Entries provided:
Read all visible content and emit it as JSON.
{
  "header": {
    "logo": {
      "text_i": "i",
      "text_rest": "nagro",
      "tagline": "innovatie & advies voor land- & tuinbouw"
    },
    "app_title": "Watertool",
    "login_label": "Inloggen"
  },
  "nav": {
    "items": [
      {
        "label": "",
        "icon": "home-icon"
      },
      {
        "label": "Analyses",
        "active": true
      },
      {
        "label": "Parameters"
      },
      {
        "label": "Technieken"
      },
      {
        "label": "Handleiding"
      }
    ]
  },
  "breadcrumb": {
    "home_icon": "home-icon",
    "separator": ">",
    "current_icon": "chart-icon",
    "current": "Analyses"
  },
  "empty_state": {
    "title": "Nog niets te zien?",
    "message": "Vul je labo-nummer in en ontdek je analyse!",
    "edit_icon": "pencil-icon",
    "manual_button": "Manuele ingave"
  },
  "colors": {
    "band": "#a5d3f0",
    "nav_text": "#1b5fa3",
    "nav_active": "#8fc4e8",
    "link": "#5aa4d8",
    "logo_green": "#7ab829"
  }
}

Brief: Retype the records above exactly.

Task result:
Read all visible content and emit it as JSON.
{
  "header": {
    "logo": {
      "text_i": "i",
      "text_rest": "nagro",
      "tagline": "innovatie & advies voor land- & tuinbouw"
    },
    "app_title": "Watertool",
    "login_label": "Inloggen"
  },
  "nav": {
    "items": [
      {
        "label": "",
        "icon": "home-icon"
      },
      {
        "label": "Analyses",
        "active": true
      },
      {
        "label": "Parameters"
      },
      {
        "label": "Technieken"
      },
      {
        "label": "Handleiding"
      }
    ]
  },
  "breadcrumb": {
    "home_icon": "home-icon",
    "separator": ">",
    "current_icon": "chart-icon",
    "current": "Analyses"
  },
  "empty_state": {
    "title": "Nog niets te zien?",
    "message": "Vul je labo-nummer in en ontdek je analyse!",
    "edit_icon": "pencil-icon",
    "manual_button": "Manuele ingave"
  },
  "colors": {
    "band": "#a5d3f0",
    "nav_text": "#1b5fa3",
    "nav_active": "#8fc4e8",
    "link": "#5aa4d8",
    "logo_green": "#7ab829"
  }
}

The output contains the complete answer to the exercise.